Entries taken from a collection:
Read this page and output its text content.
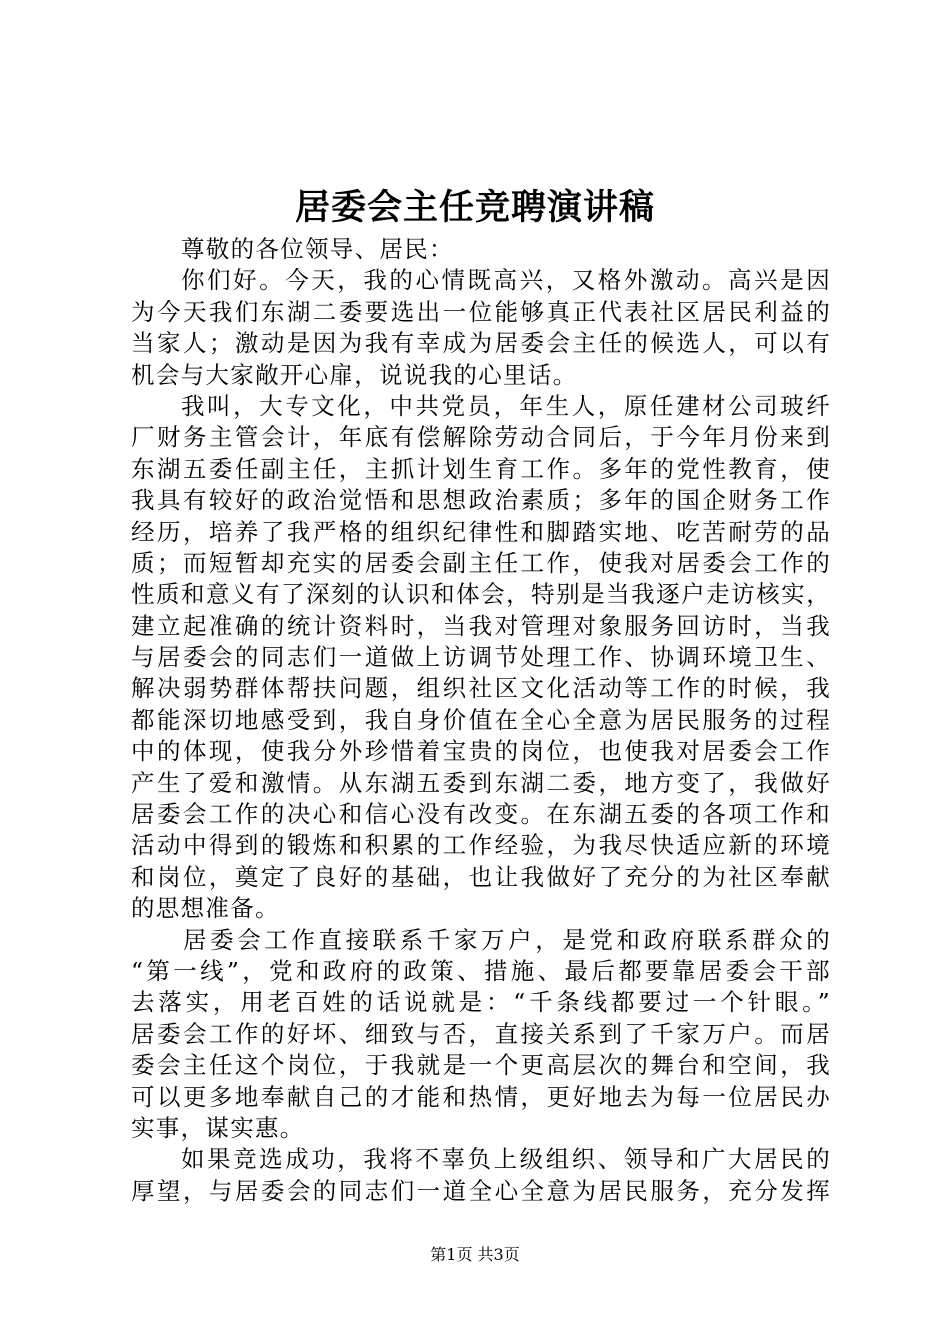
居委会主任竞聘演讲稿
尊敬的各位领导、居民：
你们好。今天，我的心情既高兴，又格外激动。高兴是因
为今天我们东湖二委要选出一位能够真正代表社区居民利益的
当家人；激动是因为我有幸成为居委会主任的候选人，可以有
机会与大家敞开心扉，说说我的心里话。
我叫，大专文化，中共党员，年生人，原任建材公司玻纤
厂财务主管会计，年底有偿解除劳动合同后，于今年月份来到
东湖五委任副主任，主抓计划生育工作。多年的党性教育，使
我具有较好的政治觉悟和思想政治素质；多年的国企财务工作
经历，培养了我严格的组织纪律性和脚踏实地、吃苦耐劳的品
质；而短暂却充实的居委会副主任工作，使我对居委会工作的
性质和意义有了深刻的认识和体会，特别是当我逐户走访核实，
建立起准确的统计资料时，当我对管理对象服务回访时，当我
与居委会的同志们一道做上访调节处理工作、协调环境卫生、
解决弱势群体帮扶问题，组织社区文化活动等工作的时候，我
都能深切地感受到，我自身价值在全心全意为居民服务的过程
中的体现，使我分外珍惜着宝贵的岗位，也使我对居委会工作
产生了爱和激情。从东湖五委到东湖二委，地方变了，我做好
居委会工作的决心和信心没有改变。在东湖五委的各项工作和
活动中得到的锻炼和积累的工作经验，为我尽快适应新的环境
和岗位，奠定了良好的基础，也让我做好了充分的为社区奉献
的思想准备。
居委会工作直接联系千家万户，是党和政府联系群众的
“第一线”，党和政府的政策、措施、最后都要靠居委会干部
去落实，用老百姓的话说就是：“千条线都要过一个针眼。”
居委会工作的好坏、细致与否，直接关系到了千家万户。而居
委会主任这个岗位，于我就是一个更高层次的舞台和空间，我
可以更多地奉献自己的才能和热情，更好地去为每一位居民办
实事，谋实惠。
如果竞选成功，我将不辜负上级组织、领导和广大居民的
厚望，与居委会的同志们一道全心全意为居民服务，充分发挥
第1页 共3页
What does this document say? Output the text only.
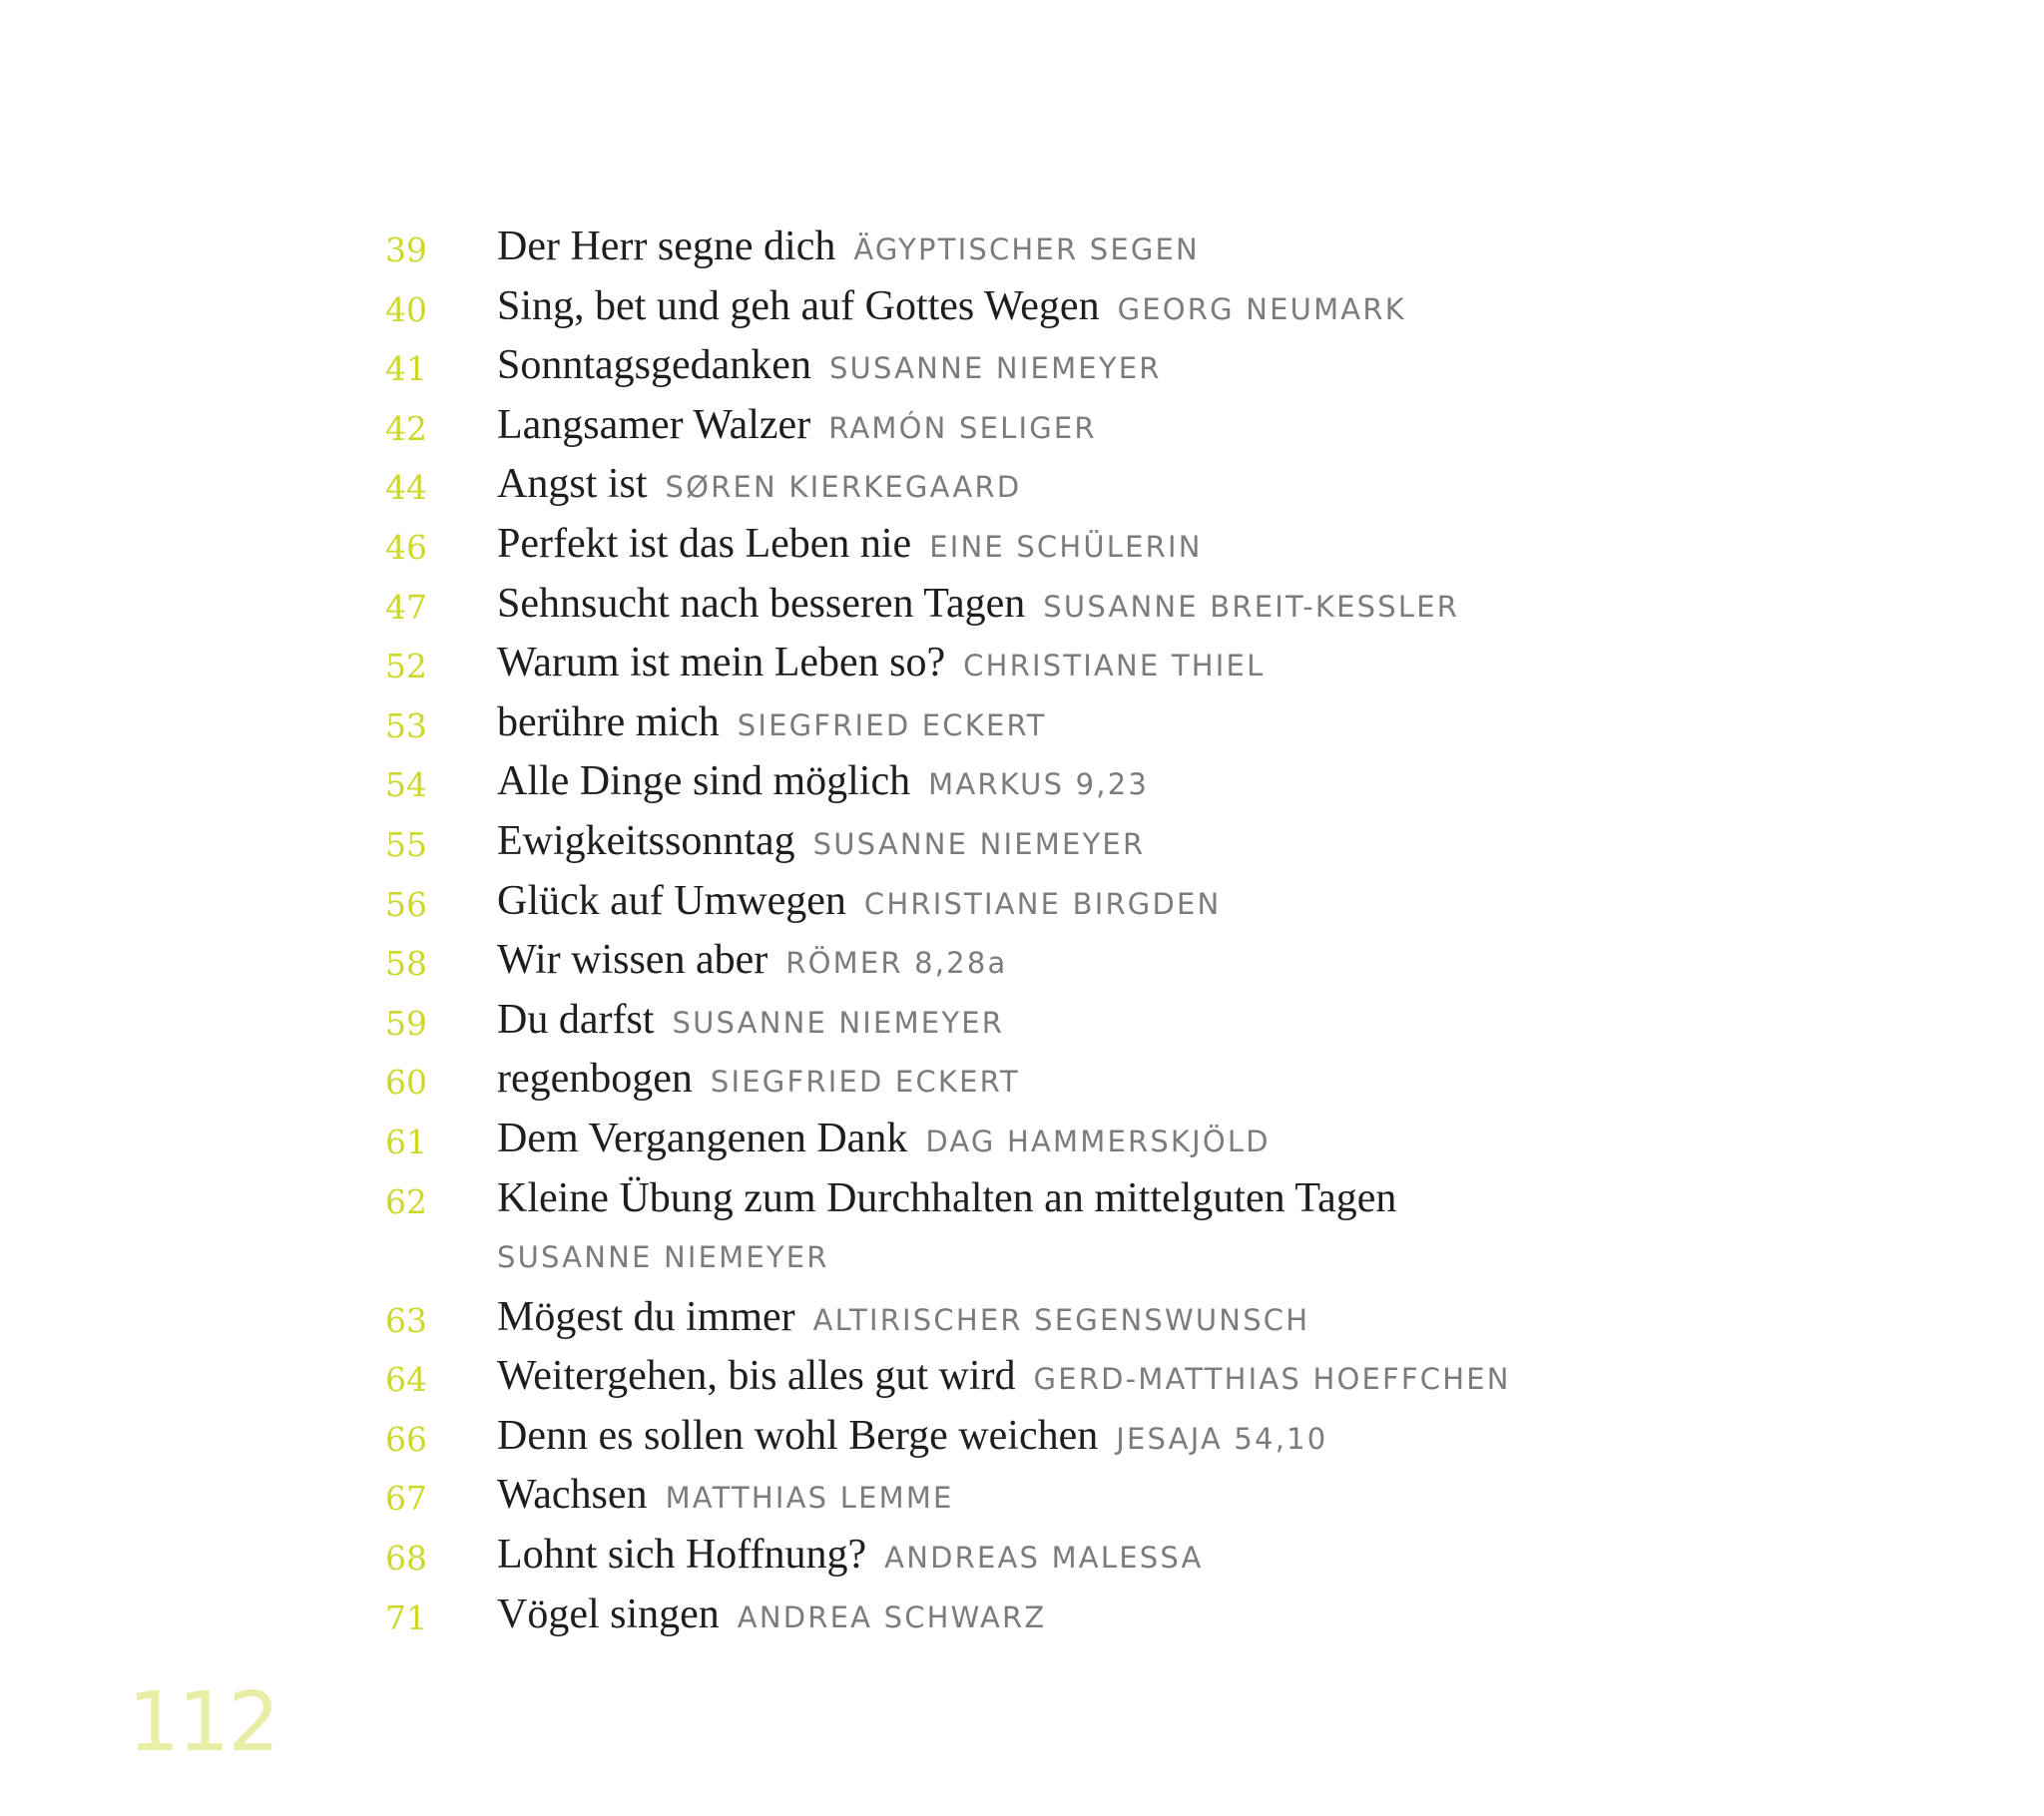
39 Der Herr segne dich ÄGYPTISCHER SEGEN
40 Sing, bet und geh auf Gottes Wegen GEORG NEUMARK
41 Sonntagsgedanken SUSANNE NIEMEYER
42 Langsamer Walzer RAMÓN SELIGER
44 Angst ist SØREN KIERKEGAARD
46 Perfekt ist das Leben nie EINE SCHÜLERIN
47 Sehnsucht nach besseren Tagen SUSANNE BREIT-KESSLER
52 Warum ist mein Leben so? CHRISTIANE THIEL
53 berühre mich SIEGFRIED ECKERT
54 Alle Dinge sind möglich MARKUS 9,23
55 Ewigkeitssonntag SUSANNE NIEMEYER
56 Glück auf Umwegen CHRISTIANE BIRGDEN
58 Wir wissen aber RÖMER 8,28a
59 Du darfst SUSANNE NIEMEYER
60 regenbogen SIEGFRIED ECKERT
61 Dem Vergangenen Dank DAG HAMMERSKJÖLD
62 Kleine Übung zum Durchhalten an mittelguten Tagen
SUSANNE NIEMEYER
63 Mögest du immer ALTIRISCHER SEGENSWUNSCH
64 Weitergehen, bis alles gut wird GERD-MATTHIAS HOEFFCHEN
66 Denn es sollen wohl Berge weichen JESAJA 54,10
67 Wachsen MATTHIAS LEMME
68 Lohnt sich Hoffnung? ANDREAS MALESSA
71 Vögel singen ANDREA SCHWARZ
112
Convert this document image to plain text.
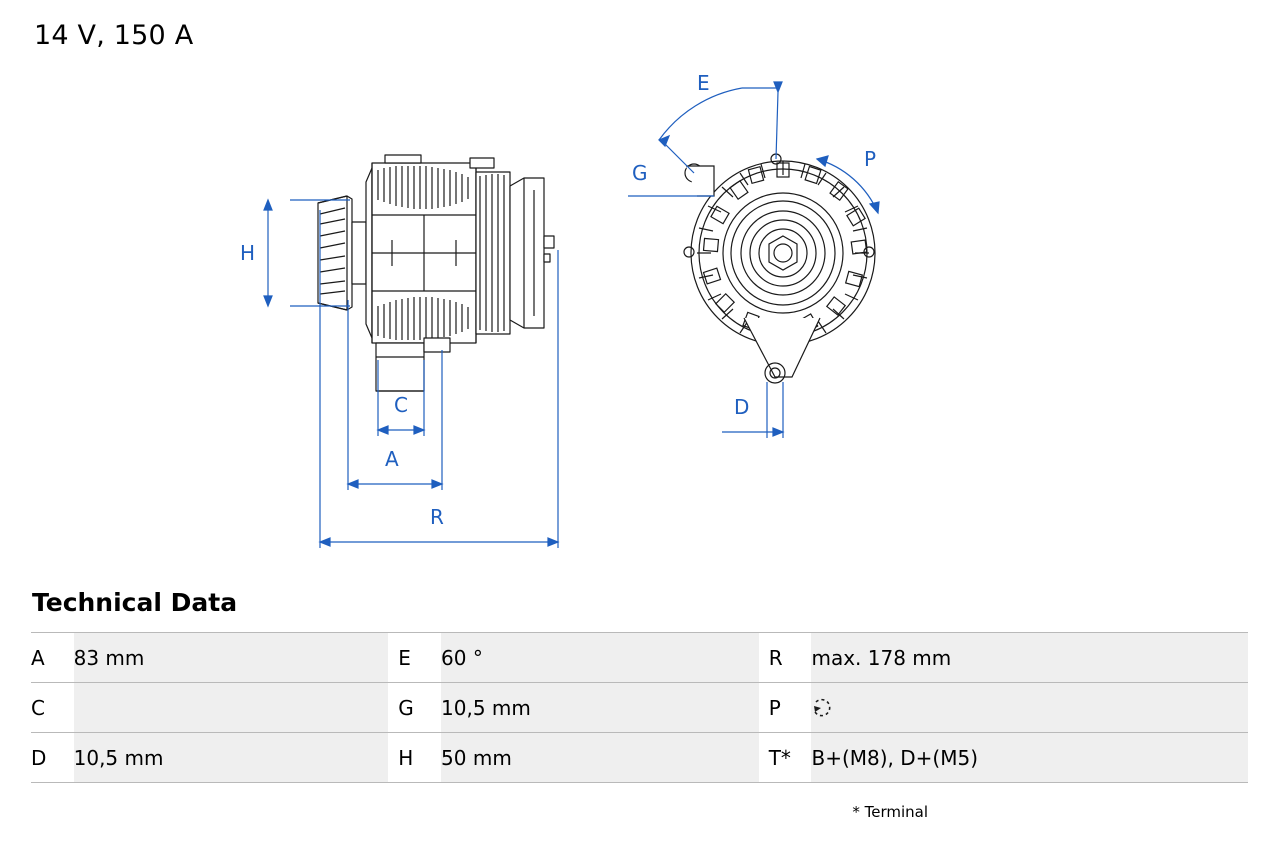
14 V, 150 A
H
C
A
R
E
G
P
D
Technical Data
A	83 mm	E	60 °	R	max. 178 mm
C		G	10,5 mm	P	
D	10,5 mm	H	50 mm	T*	B+(M8), D+(M5)
* Terminal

__Problem to solve__:
Extract all lines from the material above that include the word "SUSANNE".

__The response__:
41 Sonntagsgedanken SUSANNE NIEMEYER
47 Sehnsucht nach besseren Tagen SUSANNE BREIT-KESSLER
55 Ewigkeitssonntag SUSANNE NIEMEYER
59 Du darfst SUSANNE NIEMEYER
SUSANNE NIEMEYER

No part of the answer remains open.